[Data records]

_ _ _ _ _

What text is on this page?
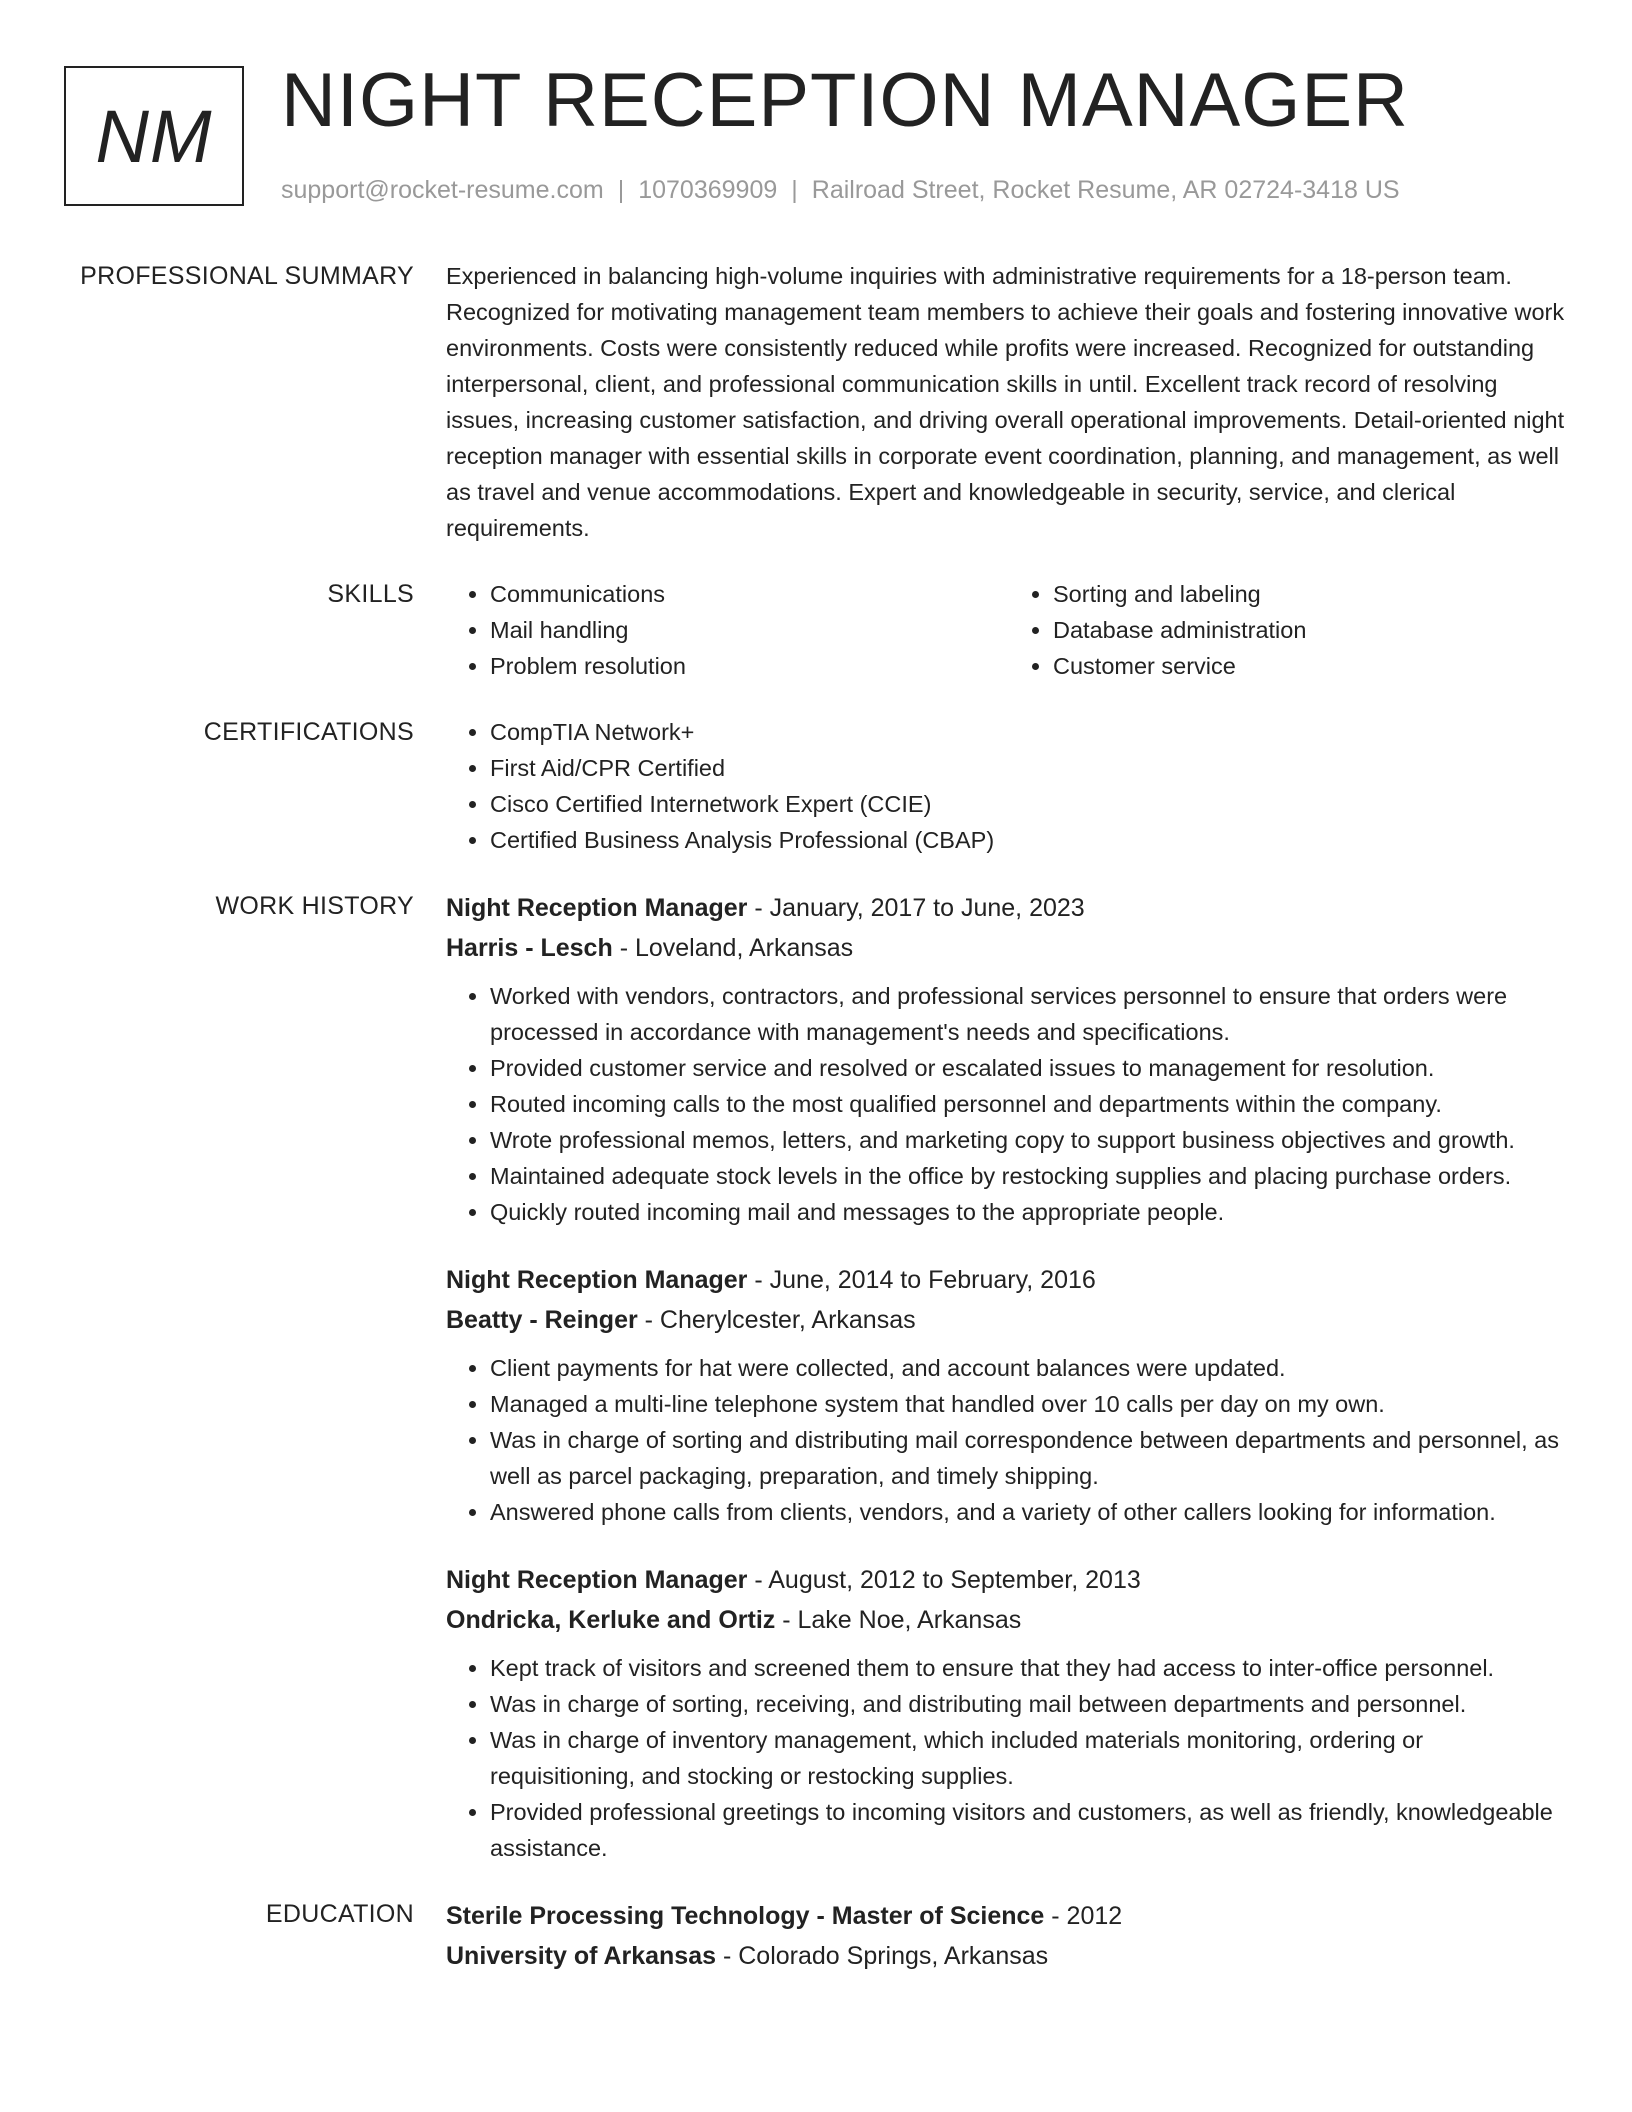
NM NIGHT RECEPTION MANAGER
support@rocket-resume.com | 1070369909 | Railroad Street, Rocket Resume, AR 02724-3418 US
PROFESSIONAL SUMMARY Experienced in balancing high-volume inquiries with administrative requirements for a 18-person team. Recognized for motivating management team members to achieve their goals and fostering innovative work environments. Costs were consistently reduced while profits were increased. Recognized for outstanding interpersonal, client, and professional communication skills in until. Excellent track record of resolving issues, increasing customer satisfaction, and driving overall operational improvements. Detail-oriented night reception manager with essential skills in corporate event coordination, planning, and management, as well as travel and venue accommodations. Expert and knowledgeable in security, service, and clerical requirements.

SKILLS	• Communications
• Mail handling
• Problem resolution
• Sorting and labeling
• Database administration
• Customer service
CERTIFICATIONS	• CompTIA Network+
• First Aid/CPR Certified
• Cisco Certified Internetwork Expert (CCIE)
• Certified Business Analysis Professional (CBAP)
WORK HISTORY Night Reception Manager - January, 2017 to June, 2023
Harris - Lesch - Loveland, Arkansas
• Worked with vendors, contractors, and professional services personnel to ensure that orders were processed in accordance with management's needs and specifications.
• Provided customer service and resolved or escalated issues to management for resolution.
• Routed incoming calls to the most qualified personnel and departments within the company.
• Wrote professional memos, letters, and marketing copy to support business objectives and growth.
• Maintained adequate stock levels in the office by restocking supplies and placing purchase orders.
• Quickly routed incoming mail and messages to the appropriate people.
Night Reception Manager - June, 2014 to February, 2016
Beatty - Reinger - Cherylcester, Arkansas
• Client payments for hat were collected, and account balances were updated.
• Managed a multi-line telephone system that handled over 10 calls per day on my own.
• Was in charge of sorting and distributing mail correspondence between departments and personnel, as well as parcel packaging, preparation, and timely shipping.
• Answered phone calls from clients, vendors, and a variety of other callers looking for information.
Night Reception Manager - August, 2012 to September, 2013
Ondricka, Kerluke and Ortiz - Lake Noe, Arkansas
• Kept track of visitors and screened them to ensure that they had access to inter-office personnel.
• Was in charge of sorting, receiving, and distributing mail between departments and personnel.
• Was in charge of inventory management, which included materials monitoring, ordering or requisitioning, and stocking or restocking supplies.
• Provided professional greetings to incoming visitors and customers, as well as friendly, knowledgeable assistance.
EDUCATION Sterile Processing Technology - Master of Science - 2012
University of Arkansas - Colorado Springs, Arkansas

_ _ _ _ _

■ **Goal**
Copy the entries above faithfully and omit every image.

■ **Finished answer**
What text is on this page?
NM NIGHT RECEPTION MANAGER
support@rocket-resume.com | 1070369909 | Railroad Street, Rocket Resume, AR 02724-3418 US
PROFESSIONAL SUMMARY Experienced in balancing high-volume inquiries with administrative requirements for a 18-person team. Recognized for motivating management team members to achieve their goals and fostering innovative work environments. Costs were consistently reduced while profits were increased. Recognized for outstanding interpersonal, client, and professional communication skills in until. Excellent track record of resolving issues, increasing customer satisfaction, and driving overall operational improvements. Detail-oriented night reception manager with essential skills in corporate event coordination, planning, and management, as well as travel and venue accommodations. Expert and knowledgeable in security, service, and clerical requirements.

SKILLS	• Communications
• Mail handling
• Problem resolution
• Sorting and labeling
• Database administration
• Customer service
CERTIFICATIONS	• CompTIA Network+
• First Aid/CPR Certified
• Cisco Certified Internetwork Expert (CCIE)
• Certified Business Analysis Professional (CBAP)
WORK HISTORY Night Reception Manager - January, 2017 to June, 2023
Harris - Lesch - Loveland, Arkansas
• Worked with vendors, contractors, and professional services personnel to ensure that orders were processed in accordance with management's needs and specifications.
• Provided customer service and resolved or escalated issues to management for resolution.
• Routed incoming calls to the most qualified personnel and departments within the company.
• Wrote professional memos, letters, and marketing copy to support business objectives and growth.
• Maintained adequate stock levels in the office by restocking supplies and placing purchase orders.
• Quickly routed incoming mail and messages to the appropriate people.
Night Reception Manager - June, 2014 to February, 2016
Beatty - Reinger - Cherylcester, Arkansas
• Client payments for hat were collected, and account balances were updated.
• Managed a multi-line telephone system that handled over 10 calls per day on my own.
• Was in charge of sorting and distributing mail correspondence between departments and personnel, as well as parcel packaging, preparation, and timely shipping.
• Answered phone calls from clients, vendors, and a variety of other callers looking for information.
Night Reception Manager - August, 2012 to September, 2013
Ondricka, Kerluke and Ortiz - Lake Noe, Arkansas
• Kept track of visitors and screened them to ensure that they had access to inter-office personnel.
• Was in charge of sorting, receiving, and distributing mail between departments and personnel.
• Was in charge of inventory management, which included materials monitoring, ordering or requisitioning, and stocking or restocking supplies.
• Provided professional greetings to incoming visitors and customers, as well as friendly, knowledgeable assistance.
EDUCATION Sterile Processing Technology - Master of Science - 2012
University of Arkansas - Colorado Springs, Arkansas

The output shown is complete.